--- WHAT IS NEEDED ---
Wherever "name" appears in a line, copy that line.

--- DATA FOR THIS EXERCISE ---

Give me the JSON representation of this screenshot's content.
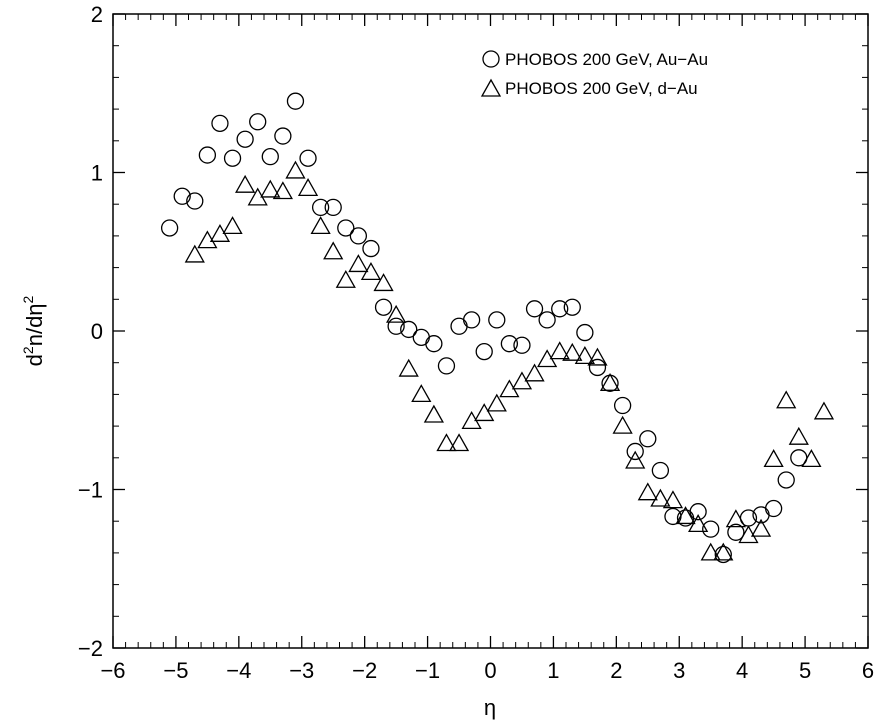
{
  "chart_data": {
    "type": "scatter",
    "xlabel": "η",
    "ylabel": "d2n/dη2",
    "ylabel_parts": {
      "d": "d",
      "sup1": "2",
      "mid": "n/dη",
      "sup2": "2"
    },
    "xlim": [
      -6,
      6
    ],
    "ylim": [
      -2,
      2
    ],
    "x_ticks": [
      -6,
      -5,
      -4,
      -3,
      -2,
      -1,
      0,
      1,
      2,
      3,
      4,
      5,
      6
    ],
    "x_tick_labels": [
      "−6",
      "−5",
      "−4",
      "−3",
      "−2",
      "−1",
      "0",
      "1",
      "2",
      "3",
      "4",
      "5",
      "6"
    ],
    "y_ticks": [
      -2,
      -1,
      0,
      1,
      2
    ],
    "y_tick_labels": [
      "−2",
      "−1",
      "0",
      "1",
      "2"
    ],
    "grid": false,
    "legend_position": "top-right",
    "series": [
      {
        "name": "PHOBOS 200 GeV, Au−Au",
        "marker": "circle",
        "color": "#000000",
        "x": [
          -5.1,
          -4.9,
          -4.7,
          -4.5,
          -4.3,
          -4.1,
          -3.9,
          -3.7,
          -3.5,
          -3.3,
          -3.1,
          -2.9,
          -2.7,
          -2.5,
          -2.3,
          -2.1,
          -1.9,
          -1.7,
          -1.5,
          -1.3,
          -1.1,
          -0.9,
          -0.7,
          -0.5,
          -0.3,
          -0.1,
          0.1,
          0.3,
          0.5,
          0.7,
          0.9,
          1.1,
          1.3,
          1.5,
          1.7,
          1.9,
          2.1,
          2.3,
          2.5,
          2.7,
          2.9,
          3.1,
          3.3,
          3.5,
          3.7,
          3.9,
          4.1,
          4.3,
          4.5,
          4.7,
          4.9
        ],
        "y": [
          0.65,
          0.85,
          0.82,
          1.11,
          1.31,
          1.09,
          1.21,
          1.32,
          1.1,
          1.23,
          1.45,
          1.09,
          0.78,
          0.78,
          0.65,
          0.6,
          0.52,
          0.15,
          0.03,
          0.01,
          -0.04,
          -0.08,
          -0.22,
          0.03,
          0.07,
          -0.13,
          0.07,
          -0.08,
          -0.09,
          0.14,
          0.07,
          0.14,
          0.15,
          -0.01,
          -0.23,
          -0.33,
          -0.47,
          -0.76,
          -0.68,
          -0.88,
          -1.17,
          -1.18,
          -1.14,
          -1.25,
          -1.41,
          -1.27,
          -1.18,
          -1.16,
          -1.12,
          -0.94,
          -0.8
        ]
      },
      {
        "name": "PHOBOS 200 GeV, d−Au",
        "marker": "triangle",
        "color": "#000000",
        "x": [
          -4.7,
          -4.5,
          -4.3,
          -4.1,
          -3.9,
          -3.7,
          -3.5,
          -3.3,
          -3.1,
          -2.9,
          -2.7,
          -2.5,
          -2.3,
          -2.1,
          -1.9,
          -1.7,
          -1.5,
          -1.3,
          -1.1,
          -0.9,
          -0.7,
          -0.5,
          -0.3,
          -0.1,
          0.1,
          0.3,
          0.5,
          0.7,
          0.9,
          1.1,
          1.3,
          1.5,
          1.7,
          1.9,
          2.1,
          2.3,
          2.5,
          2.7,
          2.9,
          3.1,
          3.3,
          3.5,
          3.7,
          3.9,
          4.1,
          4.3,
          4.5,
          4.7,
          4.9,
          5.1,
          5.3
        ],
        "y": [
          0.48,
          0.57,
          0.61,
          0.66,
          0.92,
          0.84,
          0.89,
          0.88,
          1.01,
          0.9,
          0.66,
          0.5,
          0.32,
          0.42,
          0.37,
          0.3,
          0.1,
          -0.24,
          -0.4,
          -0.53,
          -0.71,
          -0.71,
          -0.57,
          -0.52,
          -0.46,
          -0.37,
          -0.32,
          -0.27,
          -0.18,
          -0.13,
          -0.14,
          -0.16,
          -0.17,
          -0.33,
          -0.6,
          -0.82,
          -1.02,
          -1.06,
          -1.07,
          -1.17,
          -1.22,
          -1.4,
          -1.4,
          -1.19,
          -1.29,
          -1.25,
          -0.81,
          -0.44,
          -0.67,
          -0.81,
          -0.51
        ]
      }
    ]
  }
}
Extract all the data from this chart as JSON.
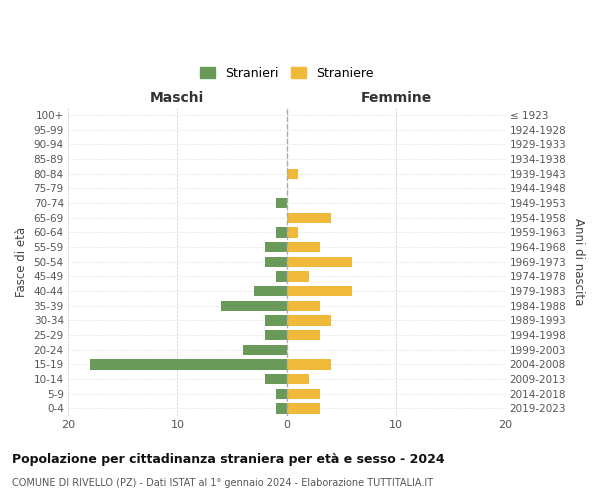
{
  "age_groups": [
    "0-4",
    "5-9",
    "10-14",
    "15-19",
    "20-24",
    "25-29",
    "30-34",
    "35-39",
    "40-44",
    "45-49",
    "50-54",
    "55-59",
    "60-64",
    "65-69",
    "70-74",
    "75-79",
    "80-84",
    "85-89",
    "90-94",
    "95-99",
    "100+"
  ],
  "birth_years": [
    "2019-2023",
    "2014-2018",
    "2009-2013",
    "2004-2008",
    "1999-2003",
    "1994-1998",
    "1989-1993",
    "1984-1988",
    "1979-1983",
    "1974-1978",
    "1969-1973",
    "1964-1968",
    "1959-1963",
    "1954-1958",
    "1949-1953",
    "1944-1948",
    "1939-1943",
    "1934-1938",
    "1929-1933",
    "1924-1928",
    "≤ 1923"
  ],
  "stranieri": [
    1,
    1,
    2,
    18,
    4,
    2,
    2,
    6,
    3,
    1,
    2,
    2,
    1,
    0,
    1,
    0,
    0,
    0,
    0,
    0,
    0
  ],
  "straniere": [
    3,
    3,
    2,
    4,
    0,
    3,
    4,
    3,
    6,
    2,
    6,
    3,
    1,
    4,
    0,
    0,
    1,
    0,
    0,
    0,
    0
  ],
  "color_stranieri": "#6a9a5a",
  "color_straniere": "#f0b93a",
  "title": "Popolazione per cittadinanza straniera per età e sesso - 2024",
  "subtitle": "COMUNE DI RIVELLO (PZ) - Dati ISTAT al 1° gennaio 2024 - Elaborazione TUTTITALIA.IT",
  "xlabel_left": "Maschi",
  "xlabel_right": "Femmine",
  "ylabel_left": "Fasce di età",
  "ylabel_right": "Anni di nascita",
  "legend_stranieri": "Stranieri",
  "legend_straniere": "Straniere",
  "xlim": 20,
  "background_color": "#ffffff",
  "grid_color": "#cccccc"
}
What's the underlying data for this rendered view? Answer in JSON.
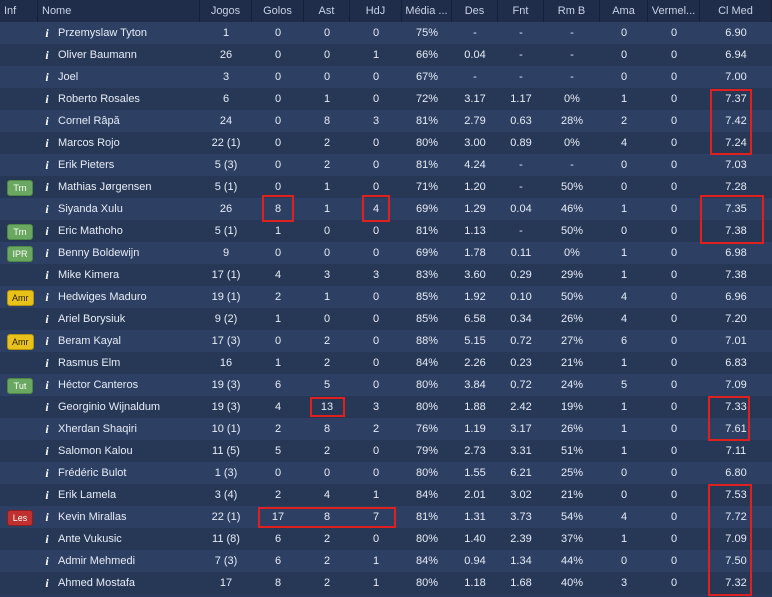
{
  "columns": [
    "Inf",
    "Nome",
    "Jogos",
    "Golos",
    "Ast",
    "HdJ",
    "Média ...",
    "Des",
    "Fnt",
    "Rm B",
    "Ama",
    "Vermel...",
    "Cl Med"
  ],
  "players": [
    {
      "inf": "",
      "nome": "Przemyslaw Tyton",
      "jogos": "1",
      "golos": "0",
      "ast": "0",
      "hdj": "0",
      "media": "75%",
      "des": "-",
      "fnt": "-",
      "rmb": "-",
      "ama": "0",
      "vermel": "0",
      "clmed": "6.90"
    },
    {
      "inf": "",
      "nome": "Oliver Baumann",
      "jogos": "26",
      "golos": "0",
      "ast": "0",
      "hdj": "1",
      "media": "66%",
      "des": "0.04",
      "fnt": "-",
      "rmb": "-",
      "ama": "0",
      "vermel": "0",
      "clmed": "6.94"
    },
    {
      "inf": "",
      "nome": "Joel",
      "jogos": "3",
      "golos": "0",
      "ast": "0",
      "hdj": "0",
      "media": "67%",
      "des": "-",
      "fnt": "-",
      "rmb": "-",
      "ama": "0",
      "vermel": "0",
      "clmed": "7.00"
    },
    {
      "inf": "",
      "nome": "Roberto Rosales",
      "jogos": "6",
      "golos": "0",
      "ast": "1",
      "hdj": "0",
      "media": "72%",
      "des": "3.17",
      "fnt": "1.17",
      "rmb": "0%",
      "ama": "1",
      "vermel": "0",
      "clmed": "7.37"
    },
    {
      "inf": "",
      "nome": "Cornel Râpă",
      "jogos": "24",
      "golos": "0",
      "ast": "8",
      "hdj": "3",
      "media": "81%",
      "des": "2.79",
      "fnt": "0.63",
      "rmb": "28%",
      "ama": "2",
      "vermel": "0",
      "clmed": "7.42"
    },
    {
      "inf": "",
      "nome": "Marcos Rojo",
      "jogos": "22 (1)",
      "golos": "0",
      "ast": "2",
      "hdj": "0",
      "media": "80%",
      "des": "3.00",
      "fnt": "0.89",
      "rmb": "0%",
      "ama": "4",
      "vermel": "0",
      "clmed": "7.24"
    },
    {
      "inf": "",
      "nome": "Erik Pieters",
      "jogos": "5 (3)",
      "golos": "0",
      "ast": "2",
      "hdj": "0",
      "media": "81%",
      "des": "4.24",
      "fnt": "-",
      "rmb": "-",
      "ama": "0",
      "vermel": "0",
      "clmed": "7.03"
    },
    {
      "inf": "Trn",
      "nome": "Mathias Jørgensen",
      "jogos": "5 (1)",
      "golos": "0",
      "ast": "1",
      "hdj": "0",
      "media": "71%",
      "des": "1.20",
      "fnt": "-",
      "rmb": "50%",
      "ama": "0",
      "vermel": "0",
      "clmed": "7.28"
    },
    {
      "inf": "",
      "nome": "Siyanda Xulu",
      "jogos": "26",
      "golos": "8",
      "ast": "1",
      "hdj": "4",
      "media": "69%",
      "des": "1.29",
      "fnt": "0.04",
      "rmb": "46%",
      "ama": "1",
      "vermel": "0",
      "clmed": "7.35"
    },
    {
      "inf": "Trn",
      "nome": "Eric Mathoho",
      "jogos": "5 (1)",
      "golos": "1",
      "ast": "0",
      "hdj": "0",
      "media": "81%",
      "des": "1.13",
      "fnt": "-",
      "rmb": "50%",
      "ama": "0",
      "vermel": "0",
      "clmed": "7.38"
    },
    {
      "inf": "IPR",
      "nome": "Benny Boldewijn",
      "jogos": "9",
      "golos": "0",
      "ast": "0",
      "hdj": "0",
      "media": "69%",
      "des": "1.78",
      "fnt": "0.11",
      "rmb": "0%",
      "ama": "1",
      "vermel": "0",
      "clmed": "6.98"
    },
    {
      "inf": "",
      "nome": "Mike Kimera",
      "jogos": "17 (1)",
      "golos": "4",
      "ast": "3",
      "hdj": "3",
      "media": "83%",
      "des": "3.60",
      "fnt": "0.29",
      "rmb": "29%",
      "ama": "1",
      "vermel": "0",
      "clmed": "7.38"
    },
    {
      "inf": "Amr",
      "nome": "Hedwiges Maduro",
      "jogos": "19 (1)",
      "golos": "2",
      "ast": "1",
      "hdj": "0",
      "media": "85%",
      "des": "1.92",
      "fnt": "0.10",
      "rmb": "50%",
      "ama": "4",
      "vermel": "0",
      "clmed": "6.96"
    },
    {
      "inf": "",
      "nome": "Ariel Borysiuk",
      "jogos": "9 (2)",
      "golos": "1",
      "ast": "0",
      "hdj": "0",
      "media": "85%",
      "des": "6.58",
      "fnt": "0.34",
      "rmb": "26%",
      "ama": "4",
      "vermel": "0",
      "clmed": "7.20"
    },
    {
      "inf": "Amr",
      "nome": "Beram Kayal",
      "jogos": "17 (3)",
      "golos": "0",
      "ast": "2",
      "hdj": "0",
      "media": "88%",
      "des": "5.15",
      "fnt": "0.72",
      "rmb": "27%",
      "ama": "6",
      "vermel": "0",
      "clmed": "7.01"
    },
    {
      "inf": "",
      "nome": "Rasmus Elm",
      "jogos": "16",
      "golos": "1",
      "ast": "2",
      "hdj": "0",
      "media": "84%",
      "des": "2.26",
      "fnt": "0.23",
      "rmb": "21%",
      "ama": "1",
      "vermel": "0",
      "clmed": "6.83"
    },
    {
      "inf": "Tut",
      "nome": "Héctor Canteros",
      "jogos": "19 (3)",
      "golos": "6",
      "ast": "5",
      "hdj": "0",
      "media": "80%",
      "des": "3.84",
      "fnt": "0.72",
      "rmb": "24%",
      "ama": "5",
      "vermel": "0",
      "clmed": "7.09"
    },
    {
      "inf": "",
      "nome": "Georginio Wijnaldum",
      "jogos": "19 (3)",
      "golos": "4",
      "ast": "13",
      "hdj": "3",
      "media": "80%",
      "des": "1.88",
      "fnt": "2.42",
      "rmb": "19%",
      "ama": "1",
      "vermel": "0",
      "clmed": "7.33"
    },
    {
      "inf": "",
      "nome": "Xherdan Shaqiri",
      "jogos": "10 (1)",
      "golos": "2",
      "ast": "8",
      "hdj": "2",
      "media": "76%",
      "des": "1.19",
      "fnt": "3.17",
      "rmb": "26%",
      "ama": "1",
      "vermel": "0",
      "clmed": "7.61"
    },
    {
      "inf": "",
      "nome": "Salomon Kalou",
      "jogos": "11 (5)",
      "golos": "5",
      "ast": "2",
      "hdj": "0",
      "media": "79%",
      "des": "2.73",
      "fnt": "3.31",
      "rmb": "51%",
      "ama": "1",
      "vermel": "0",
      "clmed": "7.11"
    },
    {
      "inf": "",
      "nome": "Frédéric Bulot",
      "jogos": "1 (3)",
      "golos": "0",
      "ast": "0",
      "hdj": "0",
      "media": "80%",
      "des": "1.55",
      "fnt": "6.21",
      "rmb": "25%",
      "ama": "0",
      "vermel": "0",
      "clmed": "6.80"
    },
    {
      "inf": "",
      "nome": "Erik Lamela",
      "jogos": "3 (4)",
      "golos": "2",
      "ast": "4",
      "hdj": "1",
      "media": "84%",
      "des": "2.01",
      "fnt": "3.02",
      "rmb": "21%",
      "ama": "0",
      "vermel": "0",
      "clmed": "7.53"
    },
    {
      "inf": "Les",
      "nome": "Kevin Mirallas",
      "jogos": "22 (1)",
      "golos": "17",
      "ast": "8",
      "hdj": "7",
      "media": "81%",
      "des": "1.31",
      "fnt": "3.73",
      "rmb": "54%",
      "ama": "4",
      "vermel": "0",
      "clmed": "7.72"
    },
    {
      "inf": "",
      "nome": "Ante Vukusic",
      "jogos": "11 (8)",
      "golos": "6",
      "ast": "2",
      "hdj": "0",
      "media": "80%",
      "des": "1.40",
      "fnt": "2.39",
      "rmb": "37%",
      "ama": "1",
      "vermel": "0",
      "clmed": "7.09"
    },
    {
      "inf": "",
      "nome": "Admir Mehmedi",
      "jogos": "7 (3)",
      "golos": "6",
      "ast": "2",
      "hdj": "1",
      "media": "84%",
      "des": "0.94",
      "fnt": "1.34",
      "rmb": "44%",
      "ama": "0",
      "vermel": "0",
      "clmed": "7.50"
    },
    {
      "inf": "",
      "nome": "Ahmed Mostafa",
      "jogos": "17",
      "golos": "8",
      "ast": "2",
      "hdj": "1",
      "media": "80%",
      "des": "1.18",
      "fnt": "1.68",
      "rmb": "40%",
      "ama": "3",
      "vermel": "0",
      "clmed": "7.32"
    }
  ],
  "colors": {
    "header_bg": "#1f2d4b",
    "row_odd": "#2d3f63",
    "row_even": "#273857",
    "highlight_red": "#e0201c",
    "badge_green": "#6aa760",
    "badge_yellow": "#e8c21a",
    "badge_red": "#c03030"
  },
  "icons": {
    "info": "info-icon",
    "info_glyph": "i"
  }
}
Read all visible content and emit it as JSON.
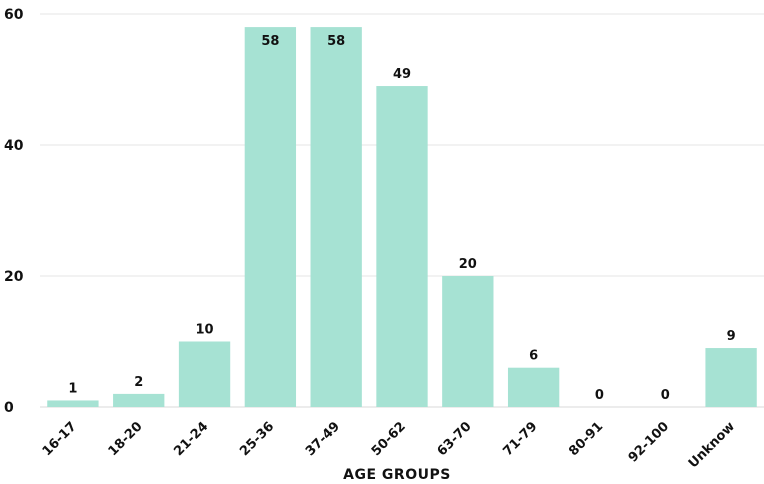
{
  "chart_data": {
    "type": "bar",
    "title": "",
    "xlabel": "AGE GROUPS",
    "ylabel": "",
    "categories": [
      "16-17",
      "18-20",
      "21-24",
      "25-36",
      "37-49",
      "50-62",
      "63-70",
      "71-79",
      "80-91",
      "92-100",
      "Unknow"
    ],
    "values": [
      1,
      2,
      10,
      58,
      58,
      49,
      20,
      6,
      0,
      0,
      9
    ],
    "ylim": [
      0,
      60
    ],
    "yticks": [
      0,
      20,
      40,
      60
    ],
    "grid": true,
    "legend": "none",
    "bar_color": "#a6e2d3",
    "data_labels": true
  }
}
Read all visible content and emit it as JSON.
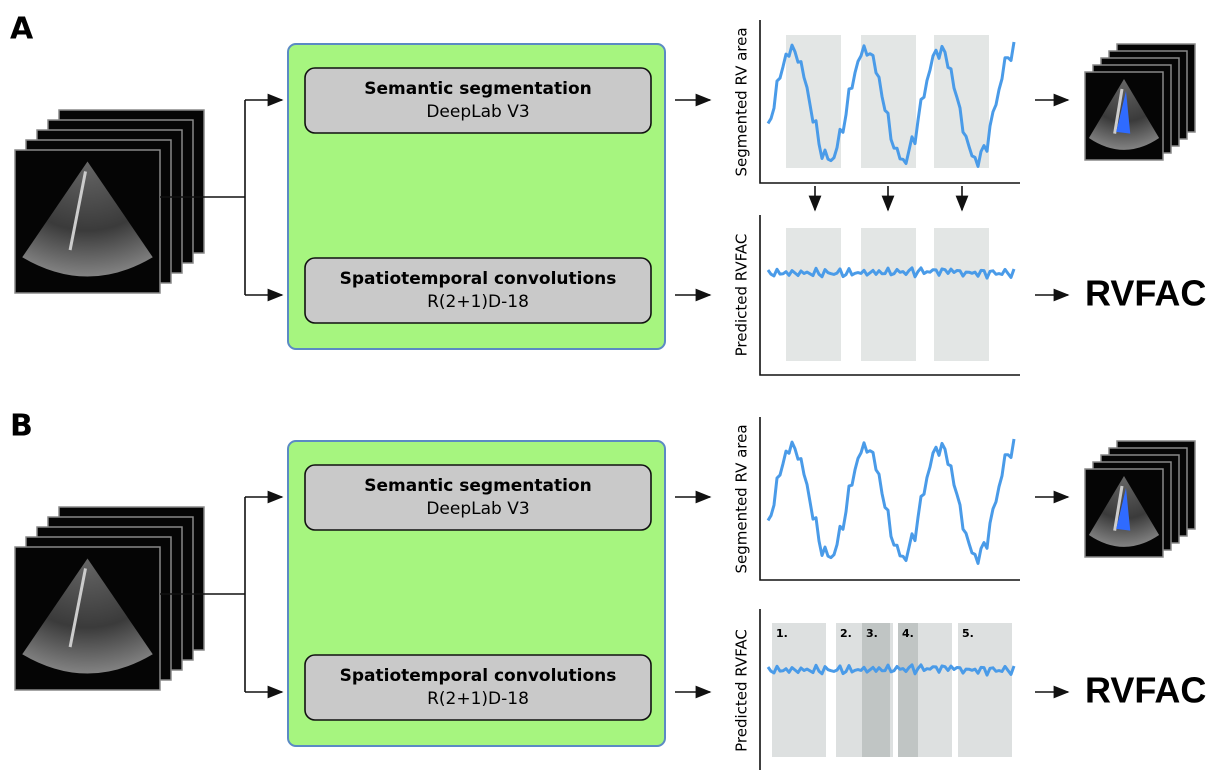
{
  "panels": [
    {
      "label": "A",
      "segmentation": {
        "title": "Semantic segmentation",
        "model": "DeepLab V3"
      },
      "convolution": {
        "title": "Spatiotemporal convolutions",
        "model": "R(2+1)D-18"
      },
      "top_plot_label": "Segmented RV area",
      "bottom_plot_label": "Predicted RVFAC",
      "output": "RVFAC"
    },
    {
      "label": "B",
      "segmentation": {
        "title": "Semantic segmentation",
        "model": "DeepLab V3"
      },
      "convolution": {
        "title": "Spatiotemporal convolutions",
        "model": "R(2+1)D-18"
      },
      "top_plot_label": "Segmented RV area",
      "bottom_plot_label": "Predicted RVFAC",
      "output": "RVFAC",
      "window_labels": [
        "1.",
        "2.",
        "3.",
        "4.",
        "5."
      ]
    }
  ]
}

--- COMPLETE ANSWER ---
        "name": "PHOBOS 200 GeV, Au−Au",
        "name": "PHOBOS 200 GeV, d−Au",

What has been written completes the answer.